* WHAT IS NEEDED *
Narrow the data below down to the lines containing "title".

* Records from a data collection *

= = = =

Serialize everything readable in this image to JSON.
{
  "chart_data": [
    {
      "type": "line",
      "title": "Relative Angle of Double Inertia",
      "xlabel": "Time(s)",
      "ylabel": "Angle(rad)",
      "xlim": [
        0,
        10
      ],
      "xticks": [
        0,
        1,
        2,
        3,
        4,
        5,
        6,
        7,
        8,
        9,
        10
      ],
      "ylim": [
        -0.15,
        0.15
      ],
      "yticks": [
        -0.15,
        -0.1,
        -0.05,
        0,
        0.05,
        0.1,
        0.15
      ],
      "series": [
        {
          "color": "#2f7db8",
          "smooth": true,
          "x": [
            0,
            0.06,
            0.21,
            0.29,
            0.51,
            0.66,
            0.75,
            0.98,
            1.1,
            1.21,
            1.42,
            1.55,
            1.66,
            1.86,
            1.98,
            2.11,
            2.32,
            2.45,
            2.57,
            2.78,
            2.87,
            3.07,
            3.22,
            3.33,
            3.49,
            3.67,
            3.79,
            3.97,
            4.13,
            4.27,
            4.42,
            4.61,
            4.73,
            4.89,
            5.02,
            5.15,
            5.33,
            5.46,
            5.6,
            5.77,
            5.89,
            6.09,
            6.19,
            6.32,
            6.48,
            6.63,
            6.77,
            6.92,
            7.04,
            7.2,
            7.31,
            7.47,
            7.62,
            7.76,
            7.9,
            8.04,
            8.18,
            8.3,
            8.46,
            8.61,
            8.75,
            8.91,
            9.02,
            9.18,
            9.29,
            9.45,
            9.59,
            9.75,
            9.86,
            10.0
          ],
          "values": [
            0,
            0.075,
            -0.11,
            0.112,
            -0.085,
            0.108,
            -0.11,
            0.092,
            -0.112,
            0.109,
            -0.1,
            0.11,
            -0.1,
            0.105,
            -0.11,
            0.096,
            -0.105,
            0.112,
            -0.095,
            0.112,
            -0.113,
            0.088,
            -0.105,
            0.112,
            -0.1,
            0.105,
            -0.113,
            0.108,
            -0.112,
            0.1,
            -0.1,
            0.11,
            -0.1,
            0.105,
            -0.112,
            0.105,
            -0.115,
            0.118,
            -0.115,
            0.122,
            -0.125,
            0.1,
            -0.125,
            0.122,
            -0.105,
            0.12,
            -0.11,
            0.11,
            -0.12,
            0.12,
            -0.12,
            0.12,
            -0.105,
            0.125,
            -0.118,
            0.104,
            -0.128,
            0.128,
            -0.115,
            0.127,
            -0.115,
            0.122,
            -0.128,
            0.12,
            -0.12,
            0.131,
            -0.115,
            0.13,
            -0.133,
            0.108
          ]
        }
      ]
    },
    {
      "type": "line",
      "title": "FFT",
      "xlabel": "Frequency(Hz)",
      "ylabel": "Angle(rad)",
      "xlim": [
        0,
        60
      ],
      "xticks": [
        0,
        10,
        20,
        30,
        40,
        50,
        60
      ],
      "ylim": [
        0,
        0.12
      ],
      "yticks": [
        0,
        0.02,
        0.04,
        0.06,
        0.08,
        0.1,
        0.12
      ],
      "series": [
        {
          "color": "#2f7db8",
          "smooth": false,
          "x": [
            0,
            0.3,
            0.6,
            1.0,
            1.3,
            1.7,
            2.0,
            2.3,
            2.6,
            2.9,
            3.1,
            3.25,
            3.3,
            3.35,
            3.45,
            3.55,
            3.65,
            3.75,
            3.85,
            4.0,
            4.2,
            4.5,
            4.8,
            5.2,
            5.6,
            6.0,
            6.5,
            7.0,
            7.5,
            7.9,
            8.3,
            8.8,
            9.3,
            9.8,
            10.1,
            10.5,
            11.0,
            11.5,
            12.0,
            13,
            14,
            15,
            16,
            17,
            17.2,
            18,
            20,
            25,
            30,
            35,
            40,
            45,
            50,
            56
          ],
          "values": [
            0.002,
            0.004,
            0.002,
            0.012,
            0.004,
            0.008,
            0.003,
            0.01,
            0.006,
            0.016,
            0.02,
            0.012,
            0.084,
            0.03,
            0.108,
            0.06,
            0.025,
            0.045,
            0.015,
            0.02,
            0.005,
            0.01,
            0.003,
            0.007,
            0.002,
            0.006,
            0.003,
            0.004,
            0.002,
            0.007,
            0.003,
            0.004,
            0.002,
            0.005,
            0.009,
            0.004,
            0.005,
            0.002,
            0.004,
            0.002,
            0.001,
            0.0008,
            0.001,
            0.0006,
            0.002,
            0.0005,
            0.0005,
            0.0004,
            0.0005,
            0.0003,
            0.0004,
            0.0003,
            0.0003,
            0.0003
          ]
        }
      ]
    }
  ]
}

= = = =

* TASK RESULT *
      "title": "Relative Angle of Double Inertia",
      "title": "FFT",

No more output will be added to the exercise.